**TASK GOAL:**
Without including any images, reproduce each entry exactly.

*** EXTRACTED INFORMATION

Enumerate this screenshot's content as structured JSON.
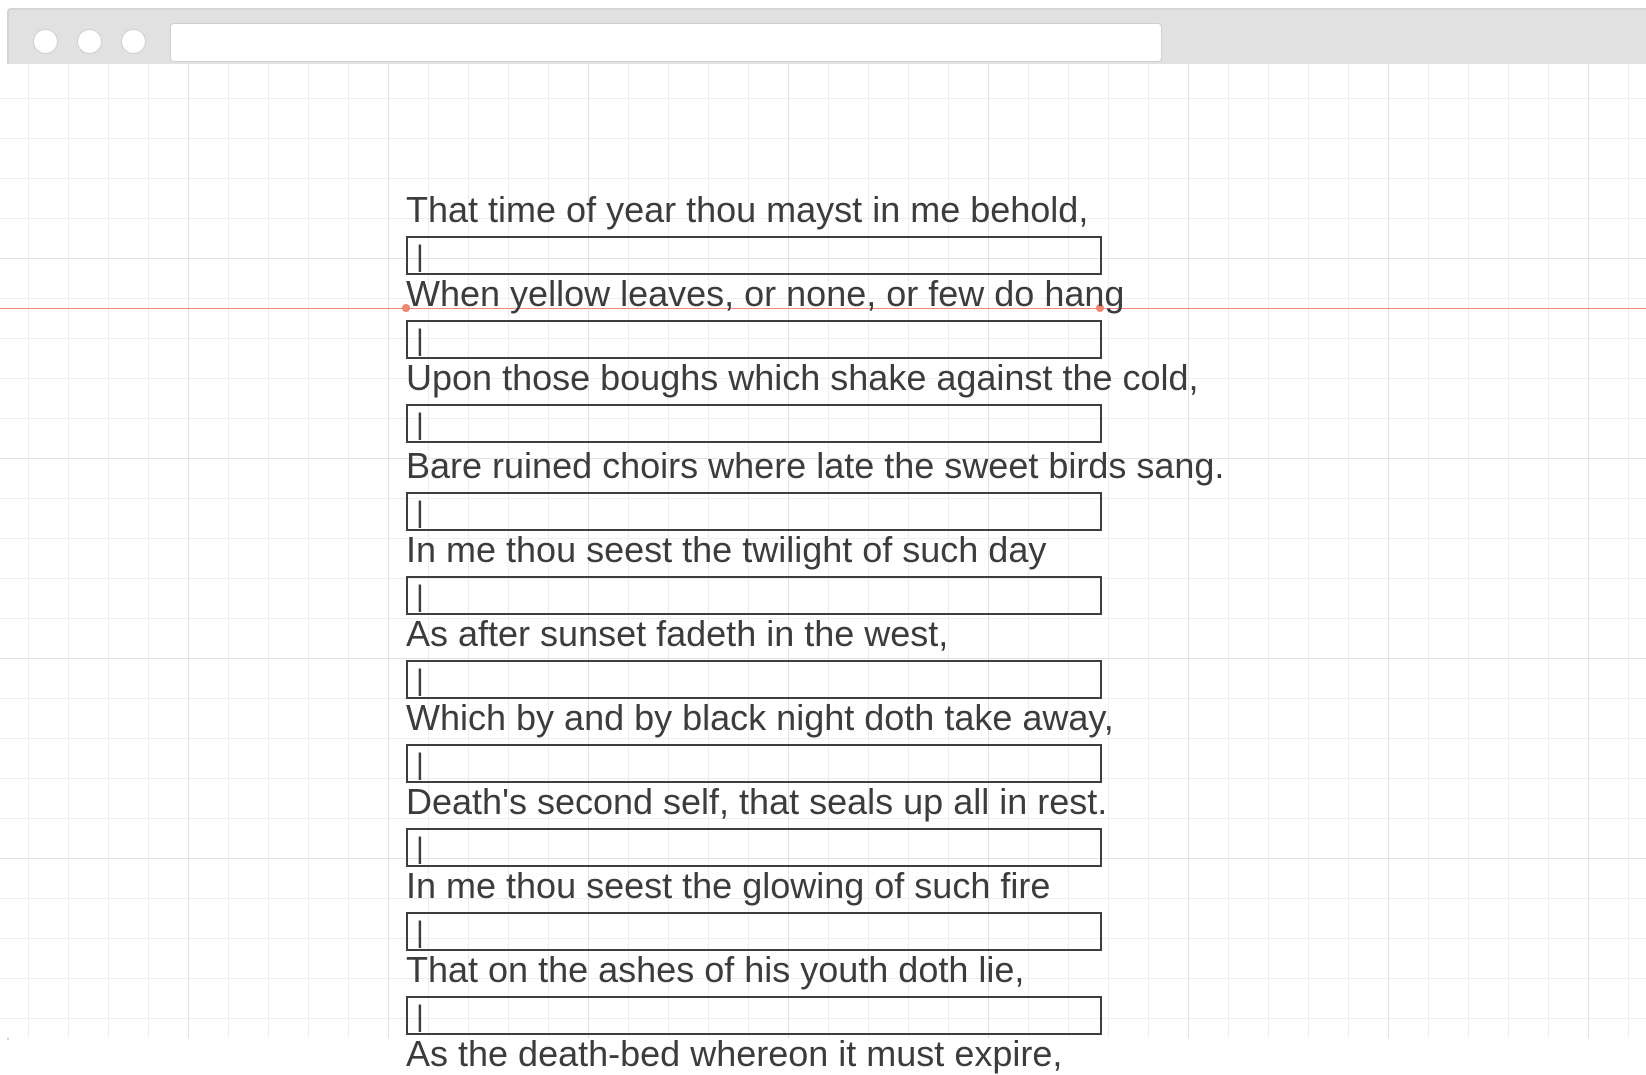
{
  "browser": {
    "address_value": ""
  },
  "editor": {
    "caret": "|",
    "lines": [
      "That time of year thou mayst in me behold,",
      "When yellow leaves, or none, or few do hang",
      "Upon those boughs which shake against the cold,",
      "Bare ruined choirs where late the sweet birds sang.",
      "In me thou seest the twilight of such day",
      "As after sunset fadeth in the west,",
      "Which by and by black night doth take away,",
      "Death's second self, that seals up all in rest.",
      "In me thou seest the glowing of such fire",
      "That on the ashes of his youth doth lie,",
      "As the death-bed whereon it must expire,"
    ]
  },
  "colors": {
    "guide": "#f08a78",
    "text": "#3c3c3c",
    "grid": "#e2e2e2"
  }
}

******

**TASK OUTPUT:**
Enumerate this screenshot's content as structured JSON.
{
  "browser": {
    "address_value": ""
  },
  "editor": {
    "caret": "|",
    "lines": [
      "That time of year thou mayst in me behold,",
      "When yellow leaves, or none, or few do hang",
      "Upon those boughs which shake against the cold,",
      "Bare ruined choirs where late the sweet birds sang.",
      "In me thou seest the twilight of such day",
      "As after sunset fadeth in the west,",
      "Which by and by black night doth take away,",
      "Death's second self, that seals up all in rest.",
      "In me thou seest the glowing of such fire",
      "That on the ashes of his youth doth lie,",
      "As the death-bed whereon it must expire,"
    ]
  },
  "colors": {
    "guide": "#f08a78",
    "text": "#3c3c3c",
    "grid": "#e2e2e2"
  }
}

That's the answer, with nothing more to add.